— TASK REQUIREMENTS —
Print the entries that appear below, exactly as written and without their pictures.

[Source records]
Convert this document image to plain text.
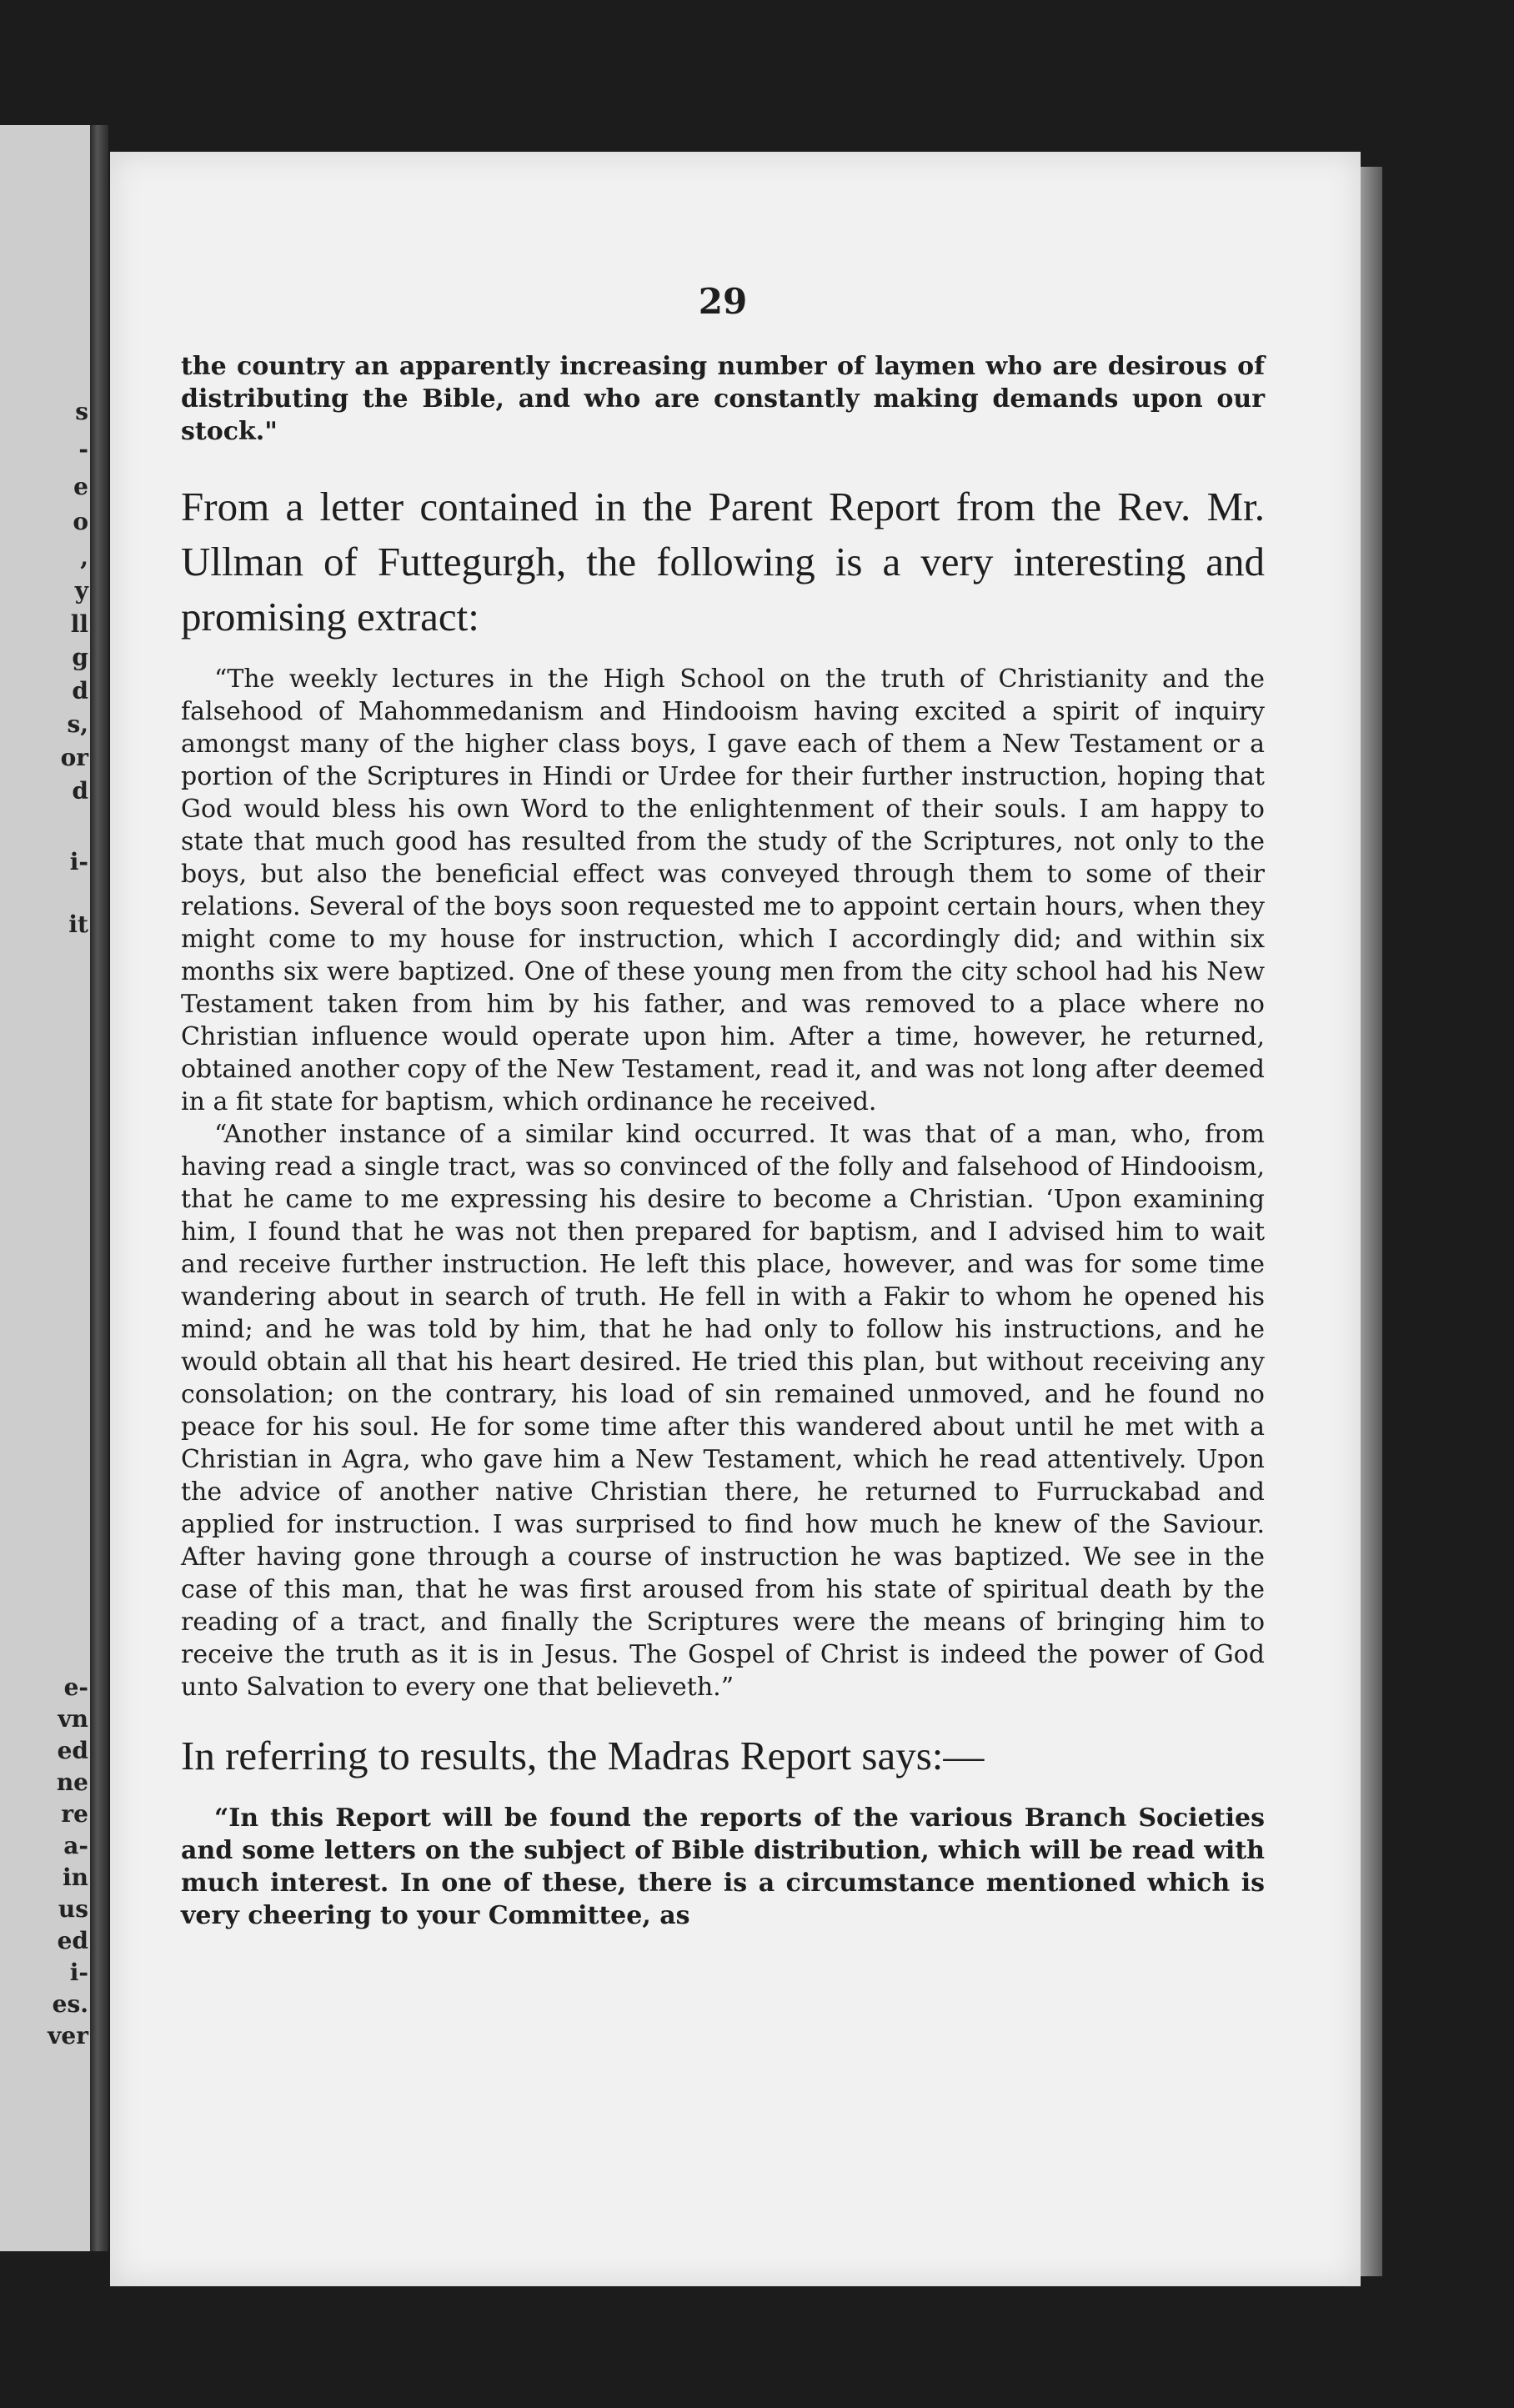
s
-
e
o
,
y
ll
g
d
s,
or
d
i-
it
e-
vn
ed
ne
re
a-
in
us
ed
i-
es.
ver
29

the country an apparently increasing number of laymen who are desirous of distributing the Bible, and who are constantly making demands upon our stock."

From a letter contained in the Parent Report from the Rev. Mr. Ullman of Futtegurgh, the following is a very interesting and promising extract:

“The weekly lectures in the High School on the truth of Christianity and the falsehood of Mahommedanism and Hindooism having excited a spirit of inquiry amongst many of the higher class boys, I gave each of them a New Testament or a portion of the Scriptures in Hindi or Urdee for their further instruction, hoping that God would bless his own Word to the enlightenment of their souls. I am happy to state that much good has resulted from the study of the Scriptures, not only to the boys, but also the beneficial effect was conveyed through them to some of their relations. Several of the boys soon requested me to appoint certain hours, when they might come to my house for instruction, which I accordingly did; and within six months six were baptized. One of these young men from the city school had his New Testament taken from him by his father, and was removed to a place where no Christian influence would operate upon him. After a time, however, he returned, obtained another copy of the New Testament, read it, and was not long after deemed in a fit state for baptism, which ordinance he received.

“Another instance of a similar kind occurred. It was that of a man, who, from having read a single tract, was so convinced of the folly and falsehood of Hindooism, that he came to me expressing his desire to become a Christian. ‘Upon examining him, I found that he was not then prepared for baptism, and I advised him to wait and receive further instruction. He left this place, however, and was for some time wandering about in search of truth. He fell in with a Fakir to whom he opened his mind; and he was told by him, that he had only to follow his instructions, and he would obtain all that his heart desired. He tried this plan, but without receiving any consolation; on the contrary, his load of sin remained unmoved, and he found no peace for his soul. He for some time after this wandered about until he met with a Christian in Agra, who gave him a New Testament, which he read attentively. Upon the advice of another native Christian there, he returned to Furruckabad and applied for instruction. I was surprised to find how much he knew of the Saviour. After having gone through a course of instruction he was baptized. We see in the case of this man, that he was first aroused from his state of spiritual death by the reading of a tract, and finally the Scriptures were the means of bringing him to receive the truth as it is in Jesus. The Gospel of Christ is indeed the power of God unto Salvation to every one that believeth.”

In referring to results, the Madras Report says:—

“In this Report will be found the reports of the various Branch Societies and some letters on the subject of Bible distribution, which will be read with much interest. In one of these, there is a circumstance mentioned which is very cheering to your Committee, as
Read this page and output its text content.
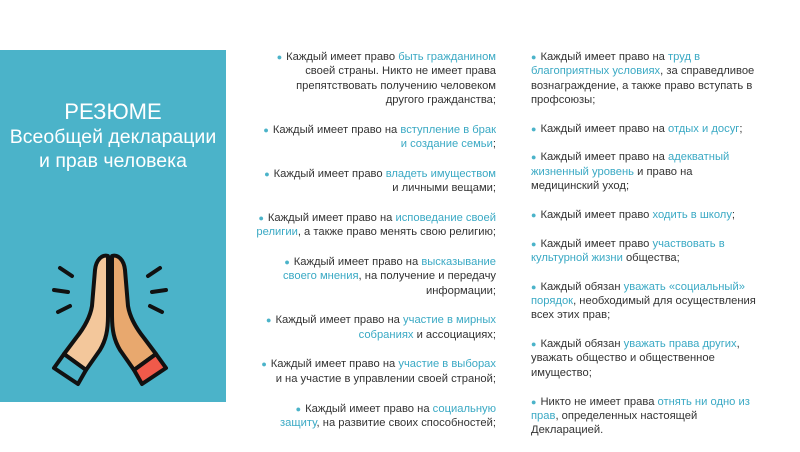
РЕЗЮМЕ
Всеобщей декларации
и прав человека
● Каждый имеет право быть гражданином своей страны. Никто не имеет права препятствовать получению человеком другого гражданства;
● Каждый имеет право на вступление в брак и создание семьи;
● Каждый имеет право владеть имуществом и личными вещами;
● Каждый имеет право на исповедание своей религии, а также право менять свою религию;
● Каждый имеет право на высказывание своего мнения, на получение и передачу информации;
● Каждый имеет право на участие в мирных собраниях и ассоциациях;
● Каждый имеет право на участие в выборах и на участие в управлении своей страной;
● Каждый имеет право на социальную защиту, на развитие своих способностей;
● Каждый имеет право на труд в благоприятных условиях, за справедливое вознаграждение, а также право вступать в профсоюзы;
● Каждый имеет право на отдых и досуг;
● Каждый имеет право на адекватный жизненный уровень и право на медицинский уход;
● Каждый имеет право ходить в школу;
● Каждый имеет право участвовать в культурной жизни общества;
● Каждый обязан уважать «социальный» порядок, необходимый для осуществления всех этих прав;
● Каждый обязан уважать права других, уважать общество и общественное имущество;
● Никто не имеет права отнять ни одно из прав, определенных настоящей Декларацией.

— EXERCISE OUTPUT —
Convert this document image to plain text.
s
-
e
o
,
y
ll
g
d
s,
or
d
i-
it
e-
vn
ed
ne
re
a-
in
us
ed
i-
es.
ver
29

the country an apparently increasing number of laymen who are desirous of distributing the Bible, and who are constantly making demands upon our stock."

From a letter contained in the Parent Report from the Rev. Mr. Ullman of Futtegurgh, the following is a very interesting and promising extract:

“The weekly lectures in the High School on the truth of Christianity and the falsehood of Mahommedanism and Hindooism having excited a spirit of inquiry amongst many of the higher class boys, I gave each of them a New Testament or a portion of the Scriptures in Hindi or Urdee for their further instruction, hoping that God would bless his own Word to the enlightenment of their souls. I am happy to state that much good has resulted from the study of the Scriptures, not only to the boys, but also the beneficial effect was conveyed through them to some of their relations. Several of the boys soon requested me to appoint certain hours, when they might come to my house for instruction, which I accordingly did; and within six months six were baptized. One of these young men from the city school had his New Testament taken from him by his father, and was removed to a place where no Christian influence would operate upon him. After a time, however, he returned, obtained another copy of the New Testament, read it, and was not long after deemed in a fit state for baptism, which ordinance he received.

“Another instance of a similar kind occurred. It was that of a man, who, from having read a single tract, was so convinced of the folly and falsehood of Hindooism, that he came to me expressing his desire to become a Christian. ‘Upon examining him, I found that he was not then prepared for baptism, and I advised him to wait and receive further instruction. He left this place, however, and was for some time wandering about in search of truth. He fell in with a Fakir to whom he opened his mind; and he was told by him, that he had only to follow his instructions, and he would obtain all that his heart desired. He tried this plan, but without receiving any consolation; on the contrary, his load of sin remained unmoved, and he found no peace for his soul. He for some time after this wandered about until he met with a Christian in Agra, who gave him a New Testament, which he read attentively. Upon the advice of another native Christian there, he returned to Furruckabad and applied for instruction. I was surprised to find how much he knew of the Saviour. After having gone through a course of instruction he was baptized. We see in the case of this man, that he was first aroused from his state of spiritual death by the reading of a tract, and finally the Scriptures were the means of bringing him to receive the truth as it is in Jesus. The Gospel of Christ is indeed the power of God unto Salvation to every one that believeth.”

In referring to results, the Madras Report says:—

“In this Report will be found the reports of the various Branch Societies and some letters on the subject of Bible distribution, which will be read with much interest. In one of these, there is a circumstance mentioned which is very cheering to your Committee, as
Read this page and output its text content.
РЕЗЮМЕ
Всеобщей декларации
и прав человека
● Каждый имеет право быть гражданином своей страны. Никто не имеет права препятствовать получению человеком другого гражданства;
● Каждый имеет право на вступление в брак и создание семьи;
● Каждый имеет право владеть имуществом и личными вещами;
● Каждый имеет право на исповедание своей религии, а также право менять свою религию;
● Каждый имеет право на высказывание своего мнения, на получение и передачу информации;
● Каждый имеет право на участие в мирных собраниях и ассоциациях;
● Каждый имеет право на участие в выборах и на участие в управлении своей страной;
● Каждый имеет право на социальную защиту, на развитие своих способностей;
● Каждый имеет право на труд в благоприятных условиях, за справедливое вознаграждение, а также право вступать в профсоюзы;
● Каждый имеет право на отдых и досуг;
● Каждый имеет право на адекватный жизненный уровень и право на медицинский уход;
● Каждый имеет право ходить в школу;
● Каждый имеет право участвовать в культурной жизни общества;
● Каждый обязан уважать «социальный» порядок, необходимый для осуществления всех этих прав;
● Каждый обязан уважать права других, уважать общество и общественное имущество;
● Никто не имеет права отнять ни одно из прав, определенных настоящей Декларацией.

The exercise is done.